The tasks ::
• A. In the Graylog deployment text, which three components make up the Graylog stack?
• B. Reproduce the stretch of the Graylog deployment text from "Planning Your Deployment" through "deployment of Graylog." word for word.
:: Text excerpt ::
Planning Your Deployment
Deploying Graylog effectively requires a thorough grasp of your security information and event management requirements and how Graylog can be leveraged to meet those needs effectively.
The architecture of Graylog plays a pivotal role in determining the success and efficiency of the deployment. Strategic architectural planning guarantees that Graylog has the necessary resources for log storage, processing, and forwarding, along with scalability, redundancy, and security measures. By incorporating these factors into your deployment strategy, you can enhance Graylog's dependability and overall performance. This deployment manual aims to provide a comprehensive roadmap for preparing and executing the deployment of Graylog.
The Graylog Stack
Graylog architecture comprises three key components, collectively known as the Graylog stack: Graylog, Data Node (or self-managed OpenSearch), and MongoDB. Let’s start with the basics about the Graylog stack, what this comprises, and how it all works together.
Graylog Web Interface
The Graylog Web Interface is a user-friendly dashboard that acts as the control center for managing your log data. It enables users to efficiently query, filter, and analyze logs collected from various sources. Through its intuitive design, administrators can configure inputs for receiving data, set up alerts based on specific log patterns, and create custom dashboards to visualize data trends. This interface bridges the gap between complex log data and actionable insights, streamlining the process of log management and analysis. Furthermore, it allows for easy collaboration among team members by providing user access management and real-time data streaming.
Data Node
Graylog Data Node is the component of the Graylog architecture that is responsible for managing OpenSearch. This feature allows Graylog to manage your search backend so that you don't have to install and manage OpenSearch separately.
Data Node enhances the security of the data layer in Graylog by implementing certificates, managing cluster membership, and facilitating the addition of new nodes. In addition, it ensures the correct version of OpenSearch and its necessary extensions are installed to enable proper functionality of Graylog.
MongoDB
MongoDB is a NoSQL database, responsible for storing metadata and configuration data for log messages in Graylog. It acts as a persistent data store for OpenSearch nodes to ensure redundancy and high availability of data.
MongoDB's scalability and fault tolerance make it ideal for large-scale log storage, providing reliable access to archived data when needed. It also supports sharding, which enables horizontal scaling of data storage across multiple servers.
:::
:: Source excerpt ::
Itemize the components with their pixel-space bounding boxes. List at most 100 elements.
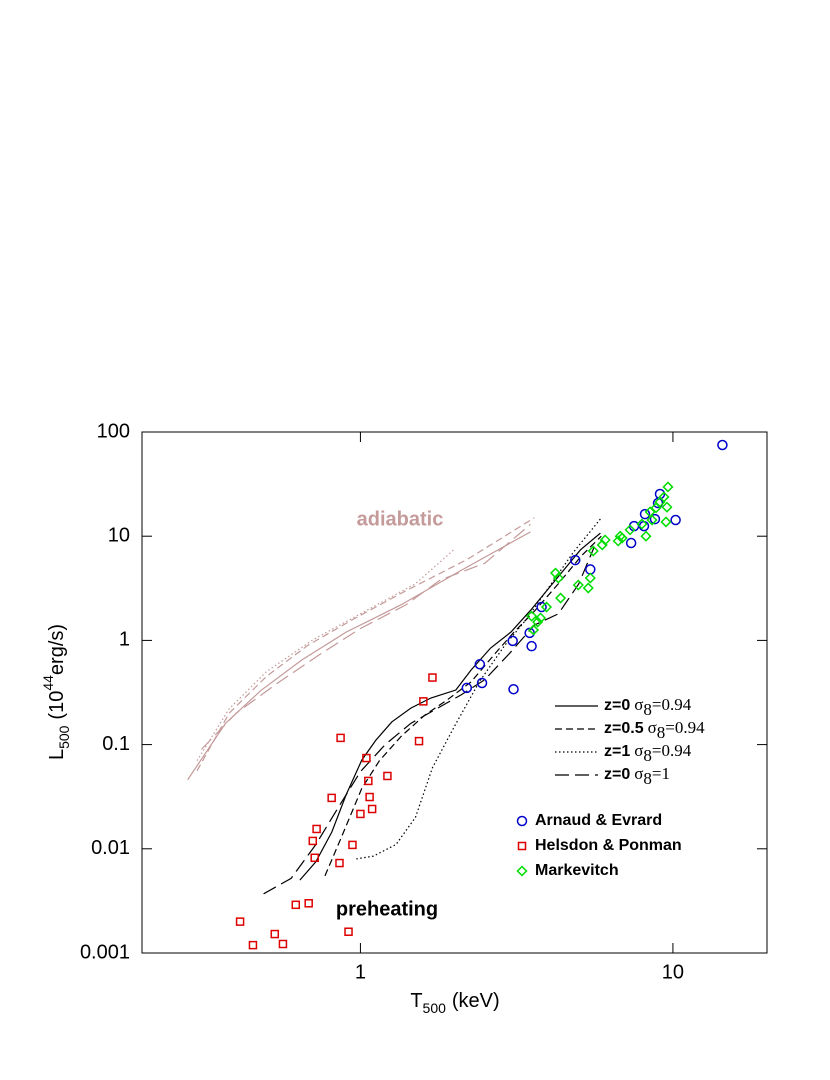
:::
In response ::
• A. Graylog, Data Node (or self-managed OpenSearch), and MongoDB.

• B.
Planning Your Deployment
Deploying Graylog effectively requires a thorough grasp of your security information and event management requirements and how Graylog can be leveraged to meet those needs effectively.
The architecture of Graylog plays a pivotal role in determining the success and efficiency of the deployment. Strategic architectural planning guarantees that Graylog has the necessary resources for log storage, processing, and forwarding, along with scalability, redundancy, and security measures. By incorporating these factors into your deployment strategy, you can enhance Graylog's dependability and overall performance. This deployment manual aims to provide a comprehensive roadmap for preparing and executing the deployment of Graylog.